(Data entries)
################

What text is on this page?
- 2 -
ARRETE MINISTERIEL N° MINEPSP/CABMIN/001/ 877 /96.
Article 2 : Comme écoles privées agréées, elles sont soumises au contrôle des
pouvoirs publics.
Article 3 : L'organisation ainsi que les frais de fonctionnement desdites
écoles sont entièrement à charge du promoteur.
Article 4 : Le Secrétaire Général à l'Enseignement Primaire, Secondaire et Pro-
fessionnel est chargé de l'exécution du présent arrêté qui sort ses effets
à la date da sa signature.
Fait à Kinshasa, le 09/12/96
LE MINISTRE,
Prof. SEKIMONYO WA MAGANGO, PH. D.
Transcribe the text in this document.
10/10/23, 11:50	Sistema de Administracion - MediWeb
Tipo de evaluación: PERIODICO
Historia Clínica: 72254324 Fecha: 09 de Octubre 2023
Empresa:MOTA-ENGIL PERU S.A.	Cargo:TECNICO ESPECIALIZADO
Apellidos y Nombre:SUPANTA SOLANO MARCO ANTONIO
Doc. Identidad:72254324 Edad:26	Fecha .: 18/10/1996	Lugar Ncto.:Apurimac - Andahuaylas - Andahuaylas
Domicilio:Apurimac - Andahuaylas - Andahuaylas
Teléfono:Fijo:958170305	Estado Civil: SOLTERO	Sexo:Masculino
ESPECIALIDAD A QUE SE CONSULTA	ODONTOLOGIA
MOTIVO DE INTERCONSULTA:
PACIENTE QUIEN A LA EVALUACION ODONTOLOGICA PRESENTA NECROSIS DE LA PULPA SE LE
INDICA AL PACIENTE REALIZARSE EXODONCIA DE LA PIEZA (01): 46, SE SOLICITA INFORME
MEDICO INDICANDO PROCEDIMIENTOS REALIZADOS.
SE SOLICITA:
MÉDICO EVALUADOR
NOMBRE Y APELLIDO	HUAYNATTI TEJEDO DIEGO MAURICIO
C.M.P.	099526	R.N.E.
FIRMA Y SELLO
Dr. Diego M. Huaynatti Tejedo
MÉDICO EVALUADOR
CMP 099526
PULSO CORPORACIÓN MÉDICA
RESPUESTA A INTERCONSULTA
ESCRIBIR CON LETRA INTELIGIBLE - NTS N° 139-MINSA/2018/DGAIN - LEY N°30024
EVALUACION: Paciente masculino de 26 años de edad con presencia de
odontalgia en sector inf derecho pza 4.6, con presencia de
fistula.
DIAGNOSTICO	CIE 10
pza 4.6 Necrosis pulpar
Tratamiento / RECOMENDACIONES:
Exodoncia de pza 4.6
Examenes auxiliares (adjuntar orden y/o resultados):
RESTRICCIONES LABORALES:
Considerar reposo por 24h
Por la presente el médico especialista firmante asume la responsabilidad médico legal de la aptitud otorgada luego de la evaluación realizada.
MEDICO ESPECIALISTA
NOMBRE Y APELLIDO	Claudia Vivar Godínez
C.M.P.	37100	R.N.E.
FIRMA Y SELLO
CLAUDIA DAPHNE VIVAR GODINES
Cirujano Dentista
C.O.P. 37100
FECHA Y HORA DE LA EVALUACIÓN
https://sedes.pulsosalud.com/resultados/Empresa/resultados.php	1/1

################

Set problem. Could you quote the material above in full, exactly as it stands?

Solution.
What text is on this page?
- 2 -
ARRETE MINISTERIEL N° MINEPSP/CABMIN/001/ 877 /96.
Article 2 : Comme écoles privées agréées, elles sont soumises au contrôle des
pouvoirs publics.
Article 3 : L'organisation ainsi que les frais de fonctionnement desdites
écoles sont entièrement à charge du promoteur.
Article 4 : Le Secrétaire Général à l'Enseignement Primaire, Secondaire et Pro-
fessionnel est chargé de l'exécution du présent arrêté qui sort ses effets
à la date da sa signature.
Fait à Kinshasa, le 09/12/96
LE MINISTRE,
Prof. SEKIMONYO WA MAGANGO, PH. D.
Transcribe the text in this document.
10/10/23, 11:50	Sistema de Administracion - MediWeb
Tipo de evaluación: PERIODICO
Historia Clínica: 72254324 Fecha: 09 de Octubre 2023
Empresa:MOTA-ENGIL PERU S.A.	Cargo:TECNICO ESPECIALIZADO
Apellidos y Nombre:SUPANTA SOLANO MARCO ANTONIO
Doc. Identidad:72254324 Edad:26	Fecha .: 18/10/1996	Lugar Ncto.:Apurimac - Andahuaylas - Andahuaylas
Domicilio:Apurimac - Andahuaylas - Andahuaylas
Teléfono:Fijo:958170305	Estado Civil: SOLTERO	Sexo:Masculino
ESPECIALIDAD A QUE SE CONSULTA	ODONTOLOGIA
MOTIVO DE INTERCONSULTA:
PACIENTE QUIEN A LA EVALUACION ODONTOLOGICA PRESENTA NECROSIS DE LA PULPA SE LE
INDICA AL PACIENTE REALIZARSE EXODONCIA DE LA PIEZA (01): 46, SE SOLICITA INFORME
MEDICO INDICANDO PROCEDIMIENTOS REALIZADOS.
SE SOLICITA:
MÉDICO EVALUADOR
NOMBRE Y APELLIDO	HUAYNATTI TEJEDO DIEGO MAURICIO
C.M.P.	099526	R.N.E.
FIRMA Y SELLO
Dr. Diego M. Huaynatti Tejedo
MÉDICO EVALUADOR
CMP 099526
PULSO CORPORACIÓN MÉDICA
RESPUESTA A INTERCONSULTA
ESCRIBIR CON LETRA INTELIGIBLE - NTS N° 139-MINSA/2018/DGAIN - LEY N°30024
EVALUACION: Paciente masculino de 26 años de edad con presencia de
odontalgia en sector inf derecho pza 4.6, con presencia de
fistula.
DIAGNOSTICO	CIE 10
pza 4.6 Necrosis pulpar
Tratamiento / RECOMENDACIONES:
Exodoncia de pza 4.6
Examenes auxiliares (adjuntar orden y/o resultados):
RESTRICCIONES LABORALES:
Considerar reposo por 24h
Por la presente el médico especialista firmante asume la responsabilidad médico legal de la aptitud otorgada luego de la evaluación realizada.
MEDICO ESPECIALISTA
NOMBRE Y APELLIDO	Claudia Vivar Godínez
C.M.P.	37100	R.N.E.
FIRMA Y SELLO
CLAUDIA DAPHNE VIVAR GODINES
Cirujano Dentista
C.O.P. 37100
FECHA Y HORA DE LA EVALUACIÓN
https://sedes.pulsosalud.com/resultados/Empresa/resultados.php	1/1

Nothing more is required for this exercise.